TASK TO COMPLETE = Please return the lines starting at the one containing "point-paragraph: Ngoài ra, căn" and ending at the one containing "spacer <box>117 613 747 636</box>", both included, as a JSON list of strings with one string per line and blank lines omitted.

MATERIAL FOR THE TASK =
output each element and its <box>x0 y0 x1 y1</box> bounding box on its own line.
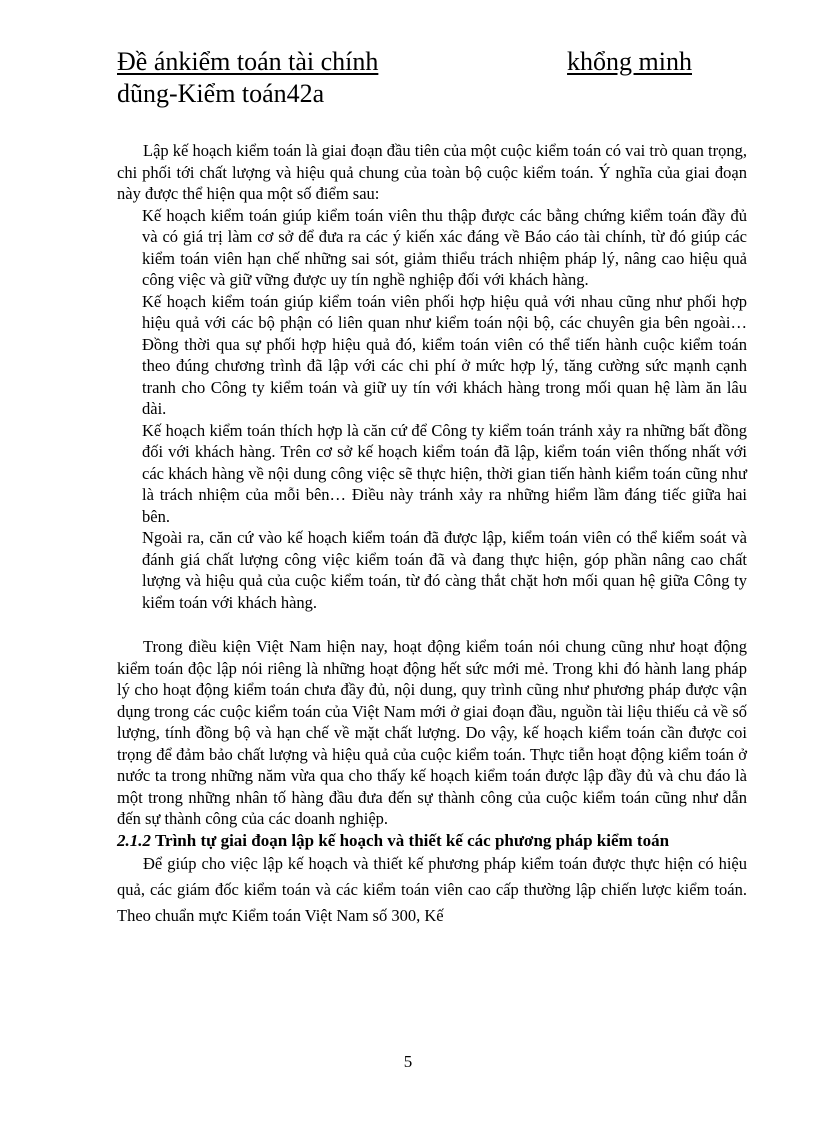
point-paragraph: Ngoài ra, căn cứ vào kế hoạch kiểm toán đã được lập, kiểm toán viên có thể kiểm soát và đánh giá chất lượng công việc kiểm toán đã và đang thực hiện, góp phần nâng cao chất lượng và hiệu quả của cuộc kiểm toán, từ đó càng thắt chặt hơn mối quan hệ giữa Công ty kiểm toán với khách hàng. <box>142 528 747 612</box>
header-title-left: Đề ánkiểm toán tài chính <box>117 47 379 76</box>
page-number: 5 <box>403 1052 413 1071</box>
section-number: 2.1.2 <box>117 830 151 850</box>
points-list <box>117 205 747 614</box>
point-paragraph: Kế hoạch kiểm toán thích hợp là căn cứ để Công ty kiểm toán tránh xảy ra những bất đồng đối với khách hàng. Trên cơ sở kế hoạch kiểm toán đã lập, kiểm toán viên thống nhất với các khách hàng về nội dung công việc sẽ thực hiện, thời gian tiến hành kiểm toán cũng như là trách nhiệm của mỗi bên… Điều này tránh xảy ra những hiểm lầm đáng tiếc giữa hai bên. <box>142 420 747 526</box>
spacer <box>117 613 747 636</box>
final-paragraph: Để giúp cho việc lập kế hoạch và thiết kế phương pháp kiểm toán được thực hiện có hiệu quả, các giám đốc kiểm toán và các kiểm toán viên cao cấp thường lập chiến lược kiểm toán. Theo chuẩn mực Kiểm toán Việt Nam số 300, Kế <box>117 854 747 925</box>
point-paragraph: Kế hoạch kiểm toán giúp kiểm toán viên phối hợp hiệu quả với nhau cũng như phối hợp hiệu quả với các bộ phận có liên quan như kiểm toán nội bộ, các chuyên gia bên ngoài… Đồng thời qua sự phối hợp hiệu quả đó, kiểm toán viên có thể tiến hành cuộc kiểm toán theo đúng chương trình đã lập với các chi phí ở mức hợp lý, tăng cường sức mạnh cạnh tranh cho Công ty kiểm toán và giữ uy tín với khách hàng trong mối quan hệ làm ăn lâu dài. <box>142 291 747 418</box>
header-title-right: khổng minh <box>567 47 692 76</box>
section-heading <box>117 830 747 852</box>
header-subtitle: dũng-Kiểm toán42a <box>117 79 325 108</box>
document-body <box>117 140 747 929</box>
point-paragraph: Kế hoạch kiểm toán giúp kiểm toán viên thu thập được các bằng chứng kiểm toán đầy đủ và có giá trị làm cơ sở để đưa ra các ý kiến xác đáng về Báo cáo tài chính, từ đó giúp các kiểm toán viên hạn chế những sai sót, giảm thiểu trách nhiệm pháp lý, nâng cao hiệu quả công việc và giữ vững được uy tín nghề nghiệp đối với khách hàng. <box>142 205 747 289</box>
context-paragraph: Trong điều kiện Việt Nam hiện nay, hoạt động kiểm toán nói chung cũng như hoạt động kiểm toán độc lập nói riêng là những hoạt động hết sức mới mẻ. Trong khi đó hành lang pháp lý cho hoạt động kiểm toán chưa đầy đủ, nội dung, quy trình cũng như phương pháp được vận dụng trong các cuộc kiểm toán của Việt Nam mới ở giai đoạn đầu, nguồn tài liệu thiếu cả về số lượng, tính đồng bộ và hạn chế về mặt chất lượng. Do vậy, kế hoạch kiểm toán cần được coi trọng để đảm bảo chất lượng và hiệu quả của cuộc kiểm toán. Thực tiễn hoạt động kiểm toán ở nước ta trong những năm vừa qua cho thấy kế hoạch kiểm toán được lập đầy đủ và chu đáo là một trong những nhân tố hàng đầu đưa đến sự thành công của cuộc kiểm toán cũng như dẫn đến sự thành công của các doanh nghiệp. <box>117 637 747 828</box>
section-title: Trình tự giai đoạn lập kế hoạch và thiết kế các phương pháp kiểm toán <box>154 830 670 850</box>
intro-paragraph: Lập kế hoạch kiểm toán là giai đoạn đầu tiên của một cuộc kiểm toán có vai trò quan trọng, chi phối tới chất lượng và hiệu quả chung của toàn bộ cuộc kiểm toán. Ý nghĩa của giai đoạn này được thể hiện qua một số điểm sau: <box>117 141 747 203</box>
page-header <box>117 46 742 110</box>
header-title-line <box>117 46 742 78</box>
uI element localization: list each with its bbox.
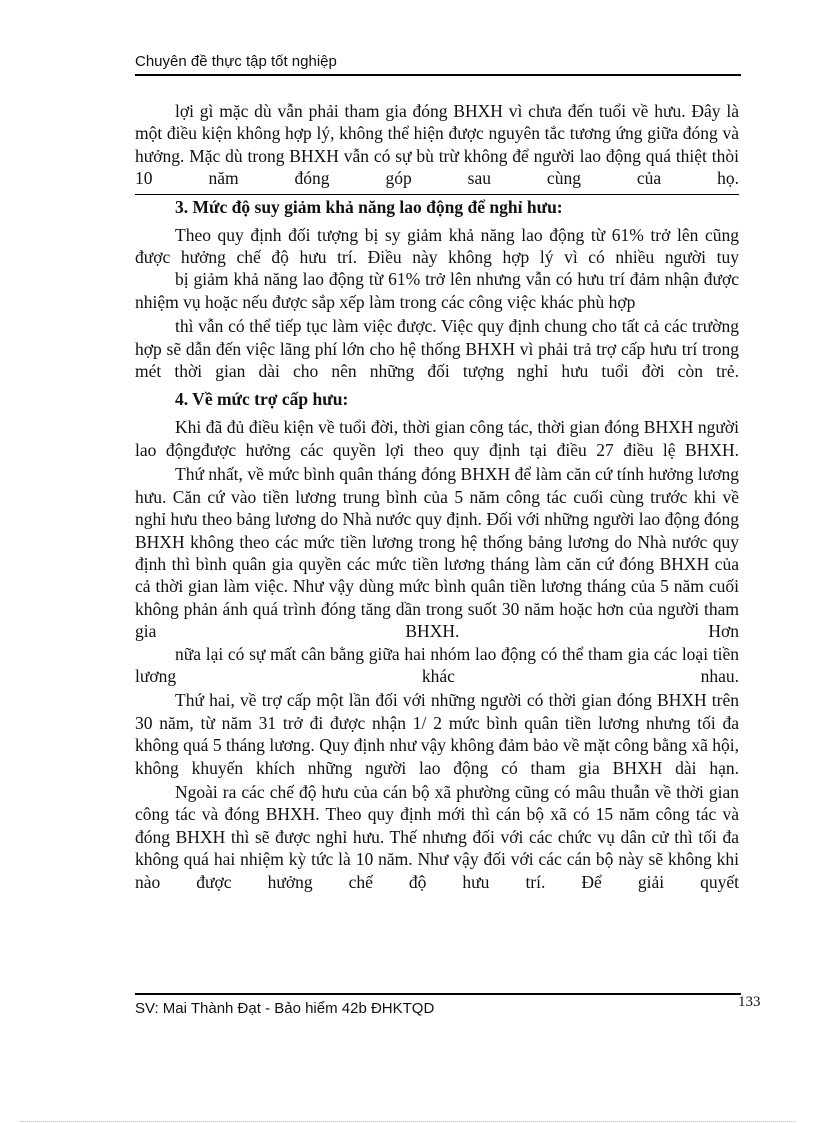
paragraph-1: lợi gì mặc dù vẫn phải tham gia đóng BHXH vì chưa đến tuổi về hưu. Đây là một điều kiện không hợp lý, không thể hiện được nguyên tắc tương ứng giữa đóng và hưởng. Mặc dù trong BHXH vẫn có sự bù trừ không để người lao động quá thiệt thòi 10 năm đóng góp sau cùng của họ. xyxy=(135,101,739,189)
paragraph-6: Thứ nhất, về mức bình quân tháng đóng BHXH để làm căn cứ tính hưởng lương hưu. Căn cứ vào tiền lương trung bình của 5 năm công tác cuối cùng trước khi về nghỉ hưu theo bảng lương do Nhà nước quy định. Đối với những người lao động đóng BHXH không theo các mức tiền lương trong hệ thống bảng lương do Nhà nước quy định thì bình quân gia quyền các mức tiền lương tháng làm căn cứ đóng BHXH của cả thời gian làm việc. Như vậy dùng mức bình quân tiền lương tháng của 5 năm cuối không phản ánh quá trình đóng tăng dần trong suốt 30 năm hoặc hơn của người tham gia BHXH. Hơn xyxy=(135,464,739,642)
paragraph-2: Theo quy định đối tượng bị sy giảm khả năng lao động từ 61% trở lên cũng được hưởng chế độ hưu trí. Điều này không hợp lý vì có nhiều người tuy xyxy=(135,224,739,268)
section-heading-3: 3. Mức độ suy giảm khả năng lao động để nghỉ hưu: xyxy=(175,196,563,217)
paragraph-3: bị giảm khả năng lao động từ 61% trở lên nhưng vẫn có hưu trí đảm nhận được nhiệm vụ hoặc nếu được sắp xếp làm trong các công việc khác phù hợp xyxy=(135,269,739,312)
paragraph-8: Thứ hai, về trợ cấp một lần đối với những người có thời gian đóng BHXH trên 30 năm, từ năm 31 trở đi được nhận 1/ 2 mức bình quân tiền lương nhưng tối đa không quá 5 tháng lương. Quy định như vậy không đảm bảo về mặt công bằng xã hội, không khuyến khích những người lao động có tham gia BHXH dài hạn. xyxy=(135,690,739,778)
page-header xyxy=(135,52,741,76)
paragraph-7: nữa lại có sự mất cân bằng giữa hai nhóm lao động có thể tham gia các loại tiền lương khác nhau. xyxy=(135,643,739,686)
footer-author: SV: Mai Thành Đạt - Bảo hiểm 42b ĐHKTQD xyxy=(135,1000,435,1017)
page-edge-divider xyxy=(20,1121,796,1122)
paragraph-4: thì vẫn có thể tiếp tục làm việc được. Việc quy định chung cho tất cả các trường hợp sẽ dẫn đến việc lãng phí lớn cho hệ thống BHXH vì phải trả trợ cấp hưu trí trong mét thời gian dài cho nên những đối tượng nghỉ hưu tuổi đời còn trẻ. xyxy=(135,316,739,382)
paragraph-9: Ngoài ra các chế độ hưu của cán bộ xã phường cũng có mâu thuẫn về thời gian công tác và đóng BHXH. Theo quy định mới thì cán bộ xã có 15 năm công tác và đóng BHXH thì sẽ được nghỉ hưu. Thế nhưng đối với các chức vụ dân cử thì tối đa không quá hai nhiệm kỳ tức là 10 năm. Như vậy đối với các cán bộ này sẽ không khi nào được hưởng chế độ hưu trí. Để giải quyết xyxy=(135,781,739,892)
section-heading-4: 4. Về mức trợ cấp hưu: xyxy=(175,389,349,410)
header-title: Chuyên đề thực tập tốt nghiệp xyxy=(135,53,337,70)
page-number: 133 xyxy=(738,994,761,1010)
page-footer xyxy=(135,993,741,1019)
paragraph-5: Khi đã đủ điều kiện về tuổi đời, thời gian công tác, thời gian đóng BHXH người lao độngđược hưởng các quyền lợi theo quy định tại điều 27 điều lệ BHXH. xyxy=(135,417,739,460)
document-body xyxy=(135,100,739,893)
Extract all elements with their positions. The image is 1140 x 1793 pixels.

SOLUTION TO THIS EXERCISE =
[
  "point-paragraph: Ngoài ra, căn cứ vào kế hoạch kiểm toán đã được lập, kiểm toán viên có thể kiểm soát và đánh giá chất lượng công việc kiểm toán đã và đang thực hiện, góp phần nâng cao chất lượng và hiệu quả của cuộc kiểm toán, từ đó càng thắt chặt hơn mối quan hệ giữa Công ty kiểm toán với khách hàng. <box>142 528 747 612</box>",
  "header-title-left: Đề ánkiểm toán tài chính <box>117 47 379 76</box>",
  "page-number: 5 <box>403 1052 413 1071</box>",
  "section-number: 2.1.2 <box>117 830 151 850</box>",
  "points-list <box>117 205 747 614</box>",
  "point-paragraph: Kế hoạch kiểm toán thích hợp là căn cứ để Công ty kiểm toán tránh xảy ra những bất đồng đối với khách hàng. Trên cơ sở kế hoạch kiểm toán đã lập, kiểm toán viên thống nhất với các khách hàng về nội dung công việc sẽ thực hiện, thời gian tiến hành kiểm toán cũng như là trách nhiệm của mỗi bên… Điều này tránh xảy ra những hiểm lầm đáng tiếc giữa hai bên. <box>142 420 747 526</box>",
  "spacer <box>117 613 747 636</box>"
]